[Extracted data entries]
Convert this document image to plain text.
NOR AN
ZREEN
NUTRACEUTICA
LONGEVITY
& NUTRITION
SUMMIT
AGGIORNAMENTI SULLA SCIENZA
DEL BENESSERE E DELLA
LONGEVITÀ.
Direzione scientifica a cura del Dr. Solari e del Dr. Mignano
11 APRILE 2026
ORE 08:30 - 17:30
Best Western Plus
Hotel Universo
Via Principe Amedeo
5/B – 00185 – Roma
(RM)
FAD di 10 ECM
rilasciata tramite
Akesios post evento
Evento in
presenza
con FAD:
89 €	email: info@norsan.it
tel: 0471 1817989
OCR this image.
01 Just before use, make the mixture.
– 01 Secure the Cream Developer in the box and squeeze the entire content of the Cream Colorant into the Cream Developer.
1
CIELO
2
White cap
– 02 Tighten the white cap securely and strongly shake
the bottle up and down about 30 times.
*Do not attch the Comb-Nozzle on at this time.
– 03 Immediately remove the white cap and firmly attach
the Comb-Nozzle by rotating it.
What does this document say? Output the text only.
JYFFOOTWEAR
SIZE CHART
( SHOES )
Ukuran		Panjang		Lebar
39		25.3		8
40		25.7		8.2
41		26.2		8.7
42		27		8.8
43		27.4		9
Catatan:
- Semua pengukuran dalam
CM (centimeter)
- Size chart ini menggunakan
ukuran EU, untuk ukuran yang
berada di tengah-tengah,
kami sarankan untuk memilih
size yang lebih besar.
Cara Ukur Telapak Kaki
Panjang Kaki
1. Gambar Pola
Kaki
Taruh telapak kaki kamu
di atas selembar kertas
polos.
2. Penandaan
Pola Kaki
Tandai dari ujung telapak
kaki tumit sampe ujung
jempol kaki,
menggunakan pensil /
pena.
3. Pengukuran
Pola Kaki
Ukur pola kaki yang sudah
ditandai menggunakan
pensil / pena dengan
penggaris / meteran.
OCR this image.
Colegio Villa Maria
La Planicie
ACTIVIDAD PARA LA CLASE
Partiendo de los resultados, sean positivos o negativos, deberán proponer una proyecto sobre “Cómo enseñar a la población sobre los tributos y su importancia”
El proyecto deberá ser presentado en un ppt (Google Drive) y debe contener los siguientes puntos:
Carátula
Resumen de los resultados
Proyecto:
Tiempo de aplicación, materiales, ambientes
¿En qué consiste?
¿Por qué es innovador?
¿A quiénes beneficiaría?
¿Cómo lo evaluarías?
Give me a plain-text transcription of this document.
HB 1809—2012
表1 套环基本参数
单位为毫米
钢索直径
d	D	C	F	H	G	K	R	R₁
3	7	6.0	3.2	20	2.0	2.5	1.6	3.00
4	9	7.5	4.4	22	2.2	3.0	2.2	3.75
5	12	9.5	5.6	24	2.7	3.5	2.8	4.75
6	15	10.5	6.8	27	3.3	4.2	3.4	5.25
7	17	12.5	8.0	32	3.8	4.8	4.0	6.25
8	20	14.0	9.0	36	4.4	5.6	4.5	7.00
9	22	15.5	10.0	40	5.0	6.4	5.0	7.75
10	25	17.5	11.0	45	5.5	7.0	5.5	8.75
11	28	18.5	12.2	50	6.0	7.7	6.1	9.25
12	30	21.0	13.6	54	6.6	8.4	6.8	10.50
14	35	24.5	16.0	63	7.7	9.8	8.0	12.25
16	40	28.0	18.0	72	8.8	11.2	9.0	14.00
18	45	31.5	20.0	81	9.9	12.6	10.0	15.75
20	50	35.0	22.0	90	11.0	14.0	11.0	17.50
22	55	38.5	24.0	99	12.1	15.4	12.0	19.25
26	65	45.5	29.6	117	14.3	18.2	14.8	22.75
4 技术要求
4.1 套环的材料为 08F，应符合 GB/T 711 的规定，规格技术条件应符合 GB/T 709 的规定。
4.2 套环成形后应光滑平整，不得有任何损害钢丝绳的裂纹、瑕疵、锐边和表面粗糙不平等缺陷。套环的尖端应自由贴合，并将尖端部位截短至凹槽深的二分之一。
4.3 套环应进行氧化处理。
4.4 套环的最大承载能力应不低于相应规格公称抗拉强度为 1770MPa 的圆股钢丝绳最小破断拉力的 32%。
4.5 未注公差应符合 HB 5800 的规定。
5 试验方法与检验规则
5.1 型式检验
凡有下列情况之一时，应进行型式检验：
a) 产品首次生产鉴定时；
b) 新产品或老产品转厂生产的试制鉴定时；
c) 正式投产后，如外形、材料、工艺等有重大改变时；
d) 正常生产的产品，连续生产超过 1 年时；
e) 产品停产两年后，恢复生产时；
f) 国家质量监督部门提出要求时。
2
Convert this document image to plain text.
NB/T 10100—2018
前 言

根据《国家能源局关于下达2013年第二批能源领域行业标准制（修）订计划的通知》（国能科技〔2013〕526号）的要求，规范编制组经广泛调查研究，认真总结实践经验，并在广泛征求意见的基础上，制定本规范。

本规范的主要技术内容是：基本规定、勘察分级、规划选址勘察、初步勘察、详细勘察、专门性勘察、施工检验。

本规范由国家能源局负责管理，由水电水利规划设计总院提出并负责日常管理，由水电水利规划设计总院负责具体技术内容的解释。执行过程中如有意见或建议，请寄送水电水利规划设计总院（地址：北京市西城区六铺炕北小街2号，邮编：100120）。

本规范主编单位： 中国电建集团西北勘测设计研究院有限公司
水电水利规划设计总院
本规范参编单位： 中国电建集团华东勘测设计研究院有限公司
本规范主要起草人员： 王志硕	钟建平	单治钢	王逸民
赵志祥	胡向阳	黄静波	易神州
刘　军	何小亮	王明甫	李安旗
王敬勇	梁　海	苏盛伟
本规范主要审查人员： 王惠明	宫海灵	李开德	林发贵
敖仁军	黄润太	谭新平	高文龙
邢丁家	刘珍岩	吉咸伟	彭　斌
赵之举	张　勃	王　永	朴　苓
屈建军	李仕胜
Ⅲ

WRITTEN REQUEST :: Pull every line containing the word "Cómo" out of the material and copy it.

ANSWER FOR THIS EXERCISE ::
Partiendo de los resultados, sean positivos o negativos, deberán proponer una proyecto sobre “Cómo enseñar a la población sobre los tributos y su importancia”
¿Cómo lo evaluarías?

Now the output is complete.